Copy every one of the records below word for word, keeping each line as it appears.

Stored records:
##############################

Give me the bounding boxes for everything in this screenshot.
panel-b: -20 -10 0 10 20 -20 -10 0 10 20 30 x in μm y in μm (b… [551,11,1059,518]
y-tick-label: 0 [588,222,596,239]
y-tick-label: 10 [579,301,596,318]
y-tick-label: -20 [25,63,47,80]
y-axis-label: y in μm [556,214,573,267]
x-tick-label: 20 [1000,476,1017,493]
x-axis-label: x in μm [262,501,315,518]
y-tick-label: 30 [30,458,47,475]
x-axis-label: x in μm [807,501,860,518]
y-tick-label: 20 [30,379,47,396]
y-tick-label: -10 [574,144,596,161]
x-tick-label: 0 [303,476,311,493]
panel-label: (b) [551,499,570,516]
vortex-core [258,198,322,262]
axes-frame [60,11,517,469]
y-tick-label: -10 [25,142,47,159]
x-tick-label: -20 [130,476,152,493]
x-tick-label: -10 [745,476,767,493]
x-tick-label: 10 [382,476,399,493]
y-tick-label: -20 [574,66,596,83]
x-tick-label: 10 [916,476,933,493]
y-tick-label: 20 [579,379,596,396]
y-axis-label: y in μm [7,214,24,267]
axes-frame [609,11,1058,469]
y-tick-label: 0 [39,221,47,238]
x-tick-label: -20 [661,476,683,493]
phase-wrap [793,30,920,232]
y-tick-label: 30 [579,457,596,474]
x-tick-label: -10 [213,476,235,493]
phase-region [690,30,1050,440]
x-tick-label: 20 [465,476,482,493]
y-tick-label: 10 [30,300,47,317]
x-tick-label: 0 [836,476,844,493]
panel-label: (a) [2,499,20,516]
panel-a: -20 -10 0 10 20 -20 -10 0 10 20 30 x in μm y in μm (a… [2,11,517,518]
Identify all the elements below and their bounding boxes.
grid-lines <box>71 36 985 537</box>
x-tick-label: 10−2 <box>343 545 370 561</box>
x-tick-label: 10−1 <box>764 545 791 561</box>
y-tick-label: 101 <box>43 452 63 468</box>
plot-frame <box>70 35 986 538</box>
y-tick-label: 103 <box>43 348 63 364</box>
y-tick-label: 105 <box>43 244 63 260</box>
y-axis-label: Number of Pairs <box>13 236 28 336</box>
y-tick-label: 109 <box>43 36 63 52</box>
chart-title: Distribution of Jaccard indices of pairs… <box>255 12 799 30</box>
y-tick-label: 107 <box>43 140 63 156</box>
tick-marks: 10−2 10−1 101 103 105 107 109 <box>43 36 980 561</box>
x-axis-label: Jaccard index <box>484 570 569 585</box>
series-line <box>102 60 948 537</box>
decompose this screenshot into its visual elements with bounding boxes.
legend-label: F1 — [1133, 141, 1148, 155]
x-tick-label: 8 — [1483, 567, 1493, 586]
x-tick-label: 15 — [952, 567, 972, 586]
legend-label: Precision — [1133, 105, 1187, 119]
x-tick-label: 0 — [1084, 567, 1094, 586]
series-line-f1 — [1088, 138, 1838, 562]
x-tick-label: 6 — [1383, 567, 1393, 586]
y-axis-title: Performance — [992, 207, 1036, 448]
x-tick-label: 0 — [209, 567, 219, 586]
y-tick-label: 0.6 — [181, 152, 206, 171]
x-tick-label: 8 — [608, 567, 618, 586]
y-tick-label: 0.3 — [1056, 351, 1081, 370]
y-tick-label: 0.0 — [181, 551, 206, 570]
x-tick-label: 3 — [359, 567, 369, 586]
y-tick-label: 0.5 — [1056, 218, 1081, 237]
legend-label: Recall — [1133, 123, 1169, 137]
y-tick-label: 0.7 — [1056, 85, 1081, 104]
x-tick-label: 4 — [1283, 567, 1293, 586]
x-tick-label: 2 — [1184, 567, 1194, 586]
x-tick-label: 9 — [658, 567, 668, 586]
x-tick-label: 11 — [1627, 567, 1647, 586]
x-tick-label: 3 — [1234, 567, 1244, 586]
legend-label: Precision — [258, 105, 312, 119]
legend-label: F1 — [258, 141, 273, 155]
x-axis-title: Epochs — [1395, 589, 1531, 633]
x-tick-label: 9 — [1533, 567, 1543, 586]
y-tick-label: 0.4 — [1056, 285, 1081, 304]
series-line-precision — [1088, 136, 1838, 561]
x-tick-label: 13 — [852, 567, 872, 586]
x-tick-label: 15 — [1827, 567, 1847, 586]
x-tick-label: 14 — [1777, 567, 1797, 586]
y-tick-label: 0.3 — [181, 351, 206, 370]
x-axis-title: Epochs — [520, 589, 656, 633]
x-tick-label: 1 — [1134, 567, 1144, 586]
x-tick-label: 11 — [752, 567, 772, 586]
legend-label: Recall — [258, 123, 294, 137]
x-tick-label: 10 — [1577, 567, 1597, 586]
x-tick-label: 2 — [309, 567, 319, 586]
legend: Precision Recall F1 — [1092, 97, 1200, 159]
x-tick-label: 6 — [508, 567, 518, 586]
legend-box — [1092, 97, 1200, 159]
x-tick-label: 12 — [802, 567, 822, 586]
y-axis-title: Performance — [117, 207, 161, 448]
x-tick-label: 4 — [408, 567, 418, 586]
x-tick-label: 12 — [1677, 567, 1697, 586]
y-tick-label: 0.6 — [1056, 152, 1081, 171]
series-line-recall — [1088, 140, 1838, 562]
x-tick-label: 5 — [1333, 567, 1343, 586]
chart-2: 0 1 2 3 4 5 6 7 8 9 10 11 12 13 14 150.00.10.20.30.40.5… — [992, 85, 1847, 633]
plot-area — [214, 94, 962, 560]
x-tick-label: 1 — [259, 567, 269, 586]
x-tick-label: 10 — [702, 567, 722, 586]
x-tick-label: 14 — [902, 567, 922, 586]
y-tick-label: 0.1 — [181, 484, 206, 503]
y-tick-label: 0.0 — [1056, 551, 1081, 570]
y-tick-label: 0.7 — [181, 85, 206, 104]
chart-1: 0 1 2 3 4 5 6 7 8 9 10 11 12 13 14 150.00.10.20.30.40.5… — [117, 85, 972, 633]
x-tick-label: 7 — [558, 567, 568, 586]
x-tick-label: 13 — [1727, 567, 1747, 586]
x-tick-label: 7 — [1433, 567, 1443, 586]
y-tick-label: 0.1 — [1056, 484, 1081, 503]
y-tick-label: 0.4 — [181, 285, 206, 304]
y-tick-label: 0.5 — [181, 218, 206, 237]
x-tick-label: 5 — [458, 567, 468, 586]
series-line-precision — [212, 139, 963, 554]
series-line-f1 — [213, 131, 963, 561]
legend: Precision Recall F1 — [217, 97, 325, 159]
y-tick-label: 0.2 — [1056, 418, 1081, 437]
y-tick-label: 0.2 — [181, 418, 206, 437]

##############################

Reply to the exercise:
Give me the bounding boxes for everything in this screenshot.
panel-b: -20 -10 0 10 20 -20 -10 0 10 20 30 x in μm y in μm (b… [551,11,1059,518]
y-tick-label: 0 [588,222,596,239]
y-tick-label: 10 [579,301,596,318]
y-tick-label: -20 [25,63,47,80]
y-axis-label: y in μm [556,214,573,267]
x-tick-label: 20 [1000,476,1017,493]
x-axis-label: x in μm [262,501,315,518]
y-tick-label: 30 [30,458,47,475]
x-axis-label: x in μm [807,501,860,518]
y-tick-label: 20 [30,379,47,396]
y-tick-label: -10 [574,144,596,161]
x-tick-label: 0 [303,476,311,493]
panel-label: (b) [551,499,570,516]
vortex-core [258,198,322,262]
axes-frame [60,11,517,469]
y-tick-label: -10 [25,142,47,159]
x-tick-label: -20 [130,476,152,493]
x-tick-label: -10 [745,476,767,493]
x-tick-label: 10 [382,476,399,493]
y-tick-label: -20 [574,66,596,83]
x-tick-label: 10 [916,476,933,493]
y-tick-label: 20 [579,379,596,396]
y-axis-label: y in μm [7,214,24,267]
axes-frame [609,11,1058,469]
y-tick-label: 0 [39,221,47,238]
x-tick-label: -20 [661,476,683,493]
phase-wrap [793,30,920,232]
y-tick-label: 30 [579,457,596,474]
x-tick-label: -10 [213,476,235,493]
phase-region [690,30,1050,440]
x-tick-label: 20 [465,476,482,493]
y-tick-label: 10 [30,300,47,317]
x-tick-label: 0 [836,476,844,493]
panel-label: (a) [2,499,20,516]
panel-a: -20 -10 0 10 20 -20 -10 0 10 20 30 x in μm y in μm (a… [2,11,517,518]
Identify all the elements below and their bounding boxes.
grid-lines <box>71 36 985 537</box>
x-tick-label: 10−2 <box>343 545 370 561</box>
x-tick-label: 10−1 <box>764 545 791 561</box>
y-tick-label: 101 <box>43 452 63 468</box>
plot-frame <box>70 35 986 538</box>
y-tick-label: 103 <box>43 348 63 364</box>
y-tick-label: 105 <box>43 244 63 260</box>
y-axis-label: Number of Pairs <box>13 236 28 336</box>
y-tick-label: 109 <box>43 36 63 52</box>
chart-title: Distribution of Jaccard indices of pairs… <box>255 12 799 30</box>
y-tick-label: 107 <box>43 140 63 156</box>
tick-marks: 10−2 10−1 101 103 105 107 109 <box>43 36 980 561</box>
x-axis-label: Jaccard index <box>484 570 569 585</box>
series-line <box>102 60 948 537</box>
decompose this screenshot into its visual elements with bounding boxes.
legend-label: F1 — [1133, 141, 1148, 155]
x-tick-label: 8 — [1483, 567, 1493, 586]
x-tick-label: 15 — [952, 567, 972, 586]
legend-label: Precision — [1133, 105, 1187, 119]
x-tick-label: 0 — [1084, 567, 1094, 586]
series-line-f1 — [1088, 138, 1838, 562]
x-tick-label: 6 — [1383, 567, 1393, 586]
y-axis-title: Performance — [992, 207, 1036, 448]
x-tick-label: 0 — [209, 567, 219, 586]
y-tick-label: 0.6 — [181, 152, 206, 171]
x-tick-label: 8 — [608, 567, 618, 586]
y-tick-label: 0.3 — [1056, 351, 1081, 370]
y-tick-label: 0.0 — [181, 551, 206, 570]
x-tick-label: 3 — [359, 567, 369, 586]
y-tick-label: 0.5 — [1056, 218, 1081, 237]
legend-label: Recall — [1133, 123, 1169, 137]
y-tick-label: 0.7 — [1056, 85, 1081, 104]
x-tick-label: 4 — [1283, 567, 1293, 586]
x-tick-label: 2 — [1184, 567, 1194, 586]
x-tick-label: 9 — [658, 567, 668, 586]
x-tick-label: 11 — [1627, 567, 1647, 586]
x-tick-label: 3 — [1234, 567, 1244, 586]
legend-label: Precision — [258, 105, 312, 119]
legend-label: F1 — [258, 141, 273, 155]
x-axis-title: Epochs — [1395, 589, 1531, 633]
x-tick-label: 9 — [1533, 567, 1543, 586]
y-tick-label: 0.4 — [1056, 285, 1081, 304]
series-line-precision — [1088, 136, 1838, 561]
x-tick-label: 13 — [852, 567, 872, 586]
x-tick-label: 15 — [1827, 567, 1847, 586]
x-tick-label: 14 — [1777, 567, 1797, 586]
y-tick-label: 0.3 — [181, 351, 206, 370]
x-axis-title: Epochs — [520, 589, 656, 633]
x-tick-label: 1 — [1134, 567, 1144, 586]
x-tick-label: 11 — [752, 567, 772, 586]
legend-label: Recall — [258, 123, 294, 137]
x-tick-label: 10 — [1577, 567, 1597, 586]
x-tick-label: 2 — [309, 567, 319, 586]
legend: Precision Recall F1 — [1092, 97, 1200, 159]
x-tick-label: 6 — [508, 567, 518, 586]
legend-box — [1092, 97, 1200, 159]
x-tick-label: 12 — [802, 567, 822, 586]
y-axis-title: Performance — [117, 207, 161, 448]
x-tick-label: 4 — [408, 567, 418, 586]
x-tick-label: 12 — [1677, 567, 1697, 586]
y-tick-label: 0.6 — [1056, 152, 1081, 171]
series-line-recall — [1088, 140, 1838, 562]
x-tick-label: 5 — [1333, 567, 1343, 586]
chart-2: 0 1 2 3 4 5 6 7 8 9 10 11 12 13 14 150.00.10.20.30.40.5… — [992, 85, 1847, 633]
plot-area — [214, 94, 962, 560]
x-tick-label: 1 — [259, 567, 269, 586]
x-tick-label: 10 — [702, 567, 722, 586]
x-tick-label: 14 — [902, 567, 922, 586]
y-tick-label: 0.1 — [181, 484, 206, 503]
y-tick-label: 0.0 — [1056, 551, 1081, 570]
y-tick-label: 0.7 — [181, 85, 206, 104]
chart-1: 0 1 2 3 4 5 6 7 8 9 10 11 12 13 14 150.00.10.20.30.40.5… — [117, 85, 972, 633]
x-tick-label: 7 — [558, 567, 568, 586]
x-tick-label: 13 — [1727, 567, 1747, 586]
x-tick-label: 7 — [1433, 567, 1443, 586]
y-tick-label: 0.1 — [1056, 484, 1081, 503]
y-tick-label: 0.4 — [181, 285, 206, 304]
y-tick-label: 0.5 — [181, 218, 206, 237]
x-tick-label: 5 — [458, 567, 468, 586]
series-line-precision — [212, 139, 963, 554]
series-line-f1 — [213, 131, 963, 561]
legend: Precision Recall F1 — [217, 97, 325, 159]
y-tick-label: 0.2 — [1056, 418, 1081, 437]
y-tick-label: 0.2 — [181, 418, 206, 437]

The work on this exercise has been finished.